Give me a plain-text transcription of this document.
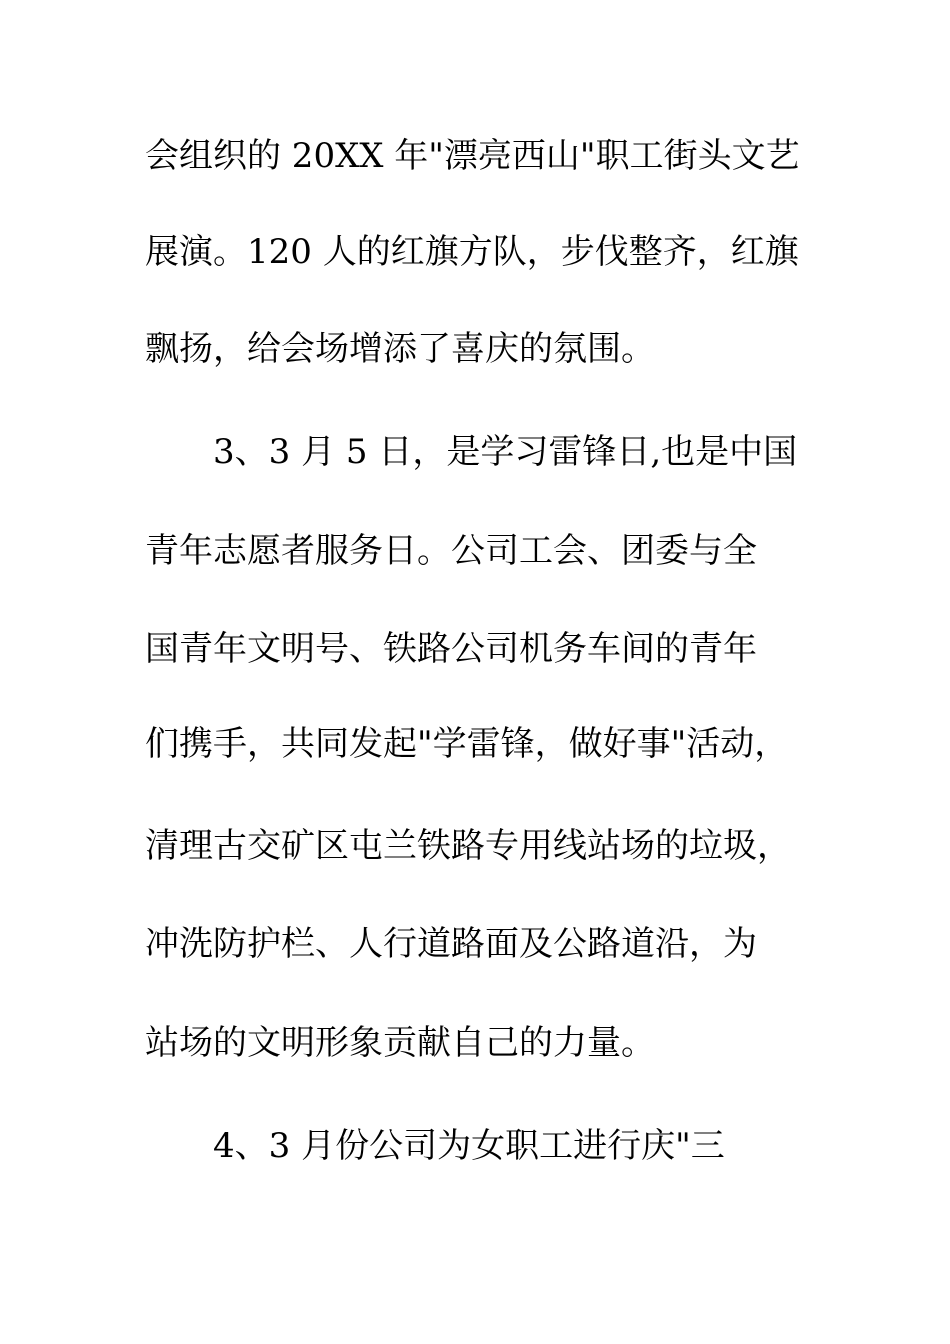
会组织的 20XX 年"漂亮西山"职工街头文艺
展演。120 人的红旗方队，步伐整齐，红旗
飘扬，给会场增添了喜庆的氛围。
3、3 月 5 日，是学习雷锋日,也是中国
青年志愿者服务日。公司工会、团委与全
国青年文明号、铁路公司机务车间的青年
们携手，共同发起"学雷锋，做好事"活动，
清理古交矿区屯兰铁路专用线站场的垃圾，
冲洗防护栏、人行道路面及公路道沿，为
站场的文明形象贡献自己的力量。
4、3 月份公司为女职工进行庆"三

> [Short problem]
Set down every entry word for word, but omit the pictures.

> [Result of this exercise]
Give me a plain-text transcription of this document.
会组织的 20XX 年"漂亮西山"职工街头文艺
展演。120 人的红旗方队，步伐整齐，红旗
飘扬，给会场增添了喜庆的氛围。
3、3 月 5 日，是学习雷锋日,也是中国
青年志愿者服务日。公司工会、团委与全
国青年文明号、铁路公司机务车间的青年
们携手，共同发起"学雷锋，做好事"活动，
清理古交矿区屯兰铁路专用线站场的垃圾，
冲洗防护栏、人行道路面及公路道沿，为
站场的文明形象贡献自己的力量。
4、3 月份公司为女职工进行庆"三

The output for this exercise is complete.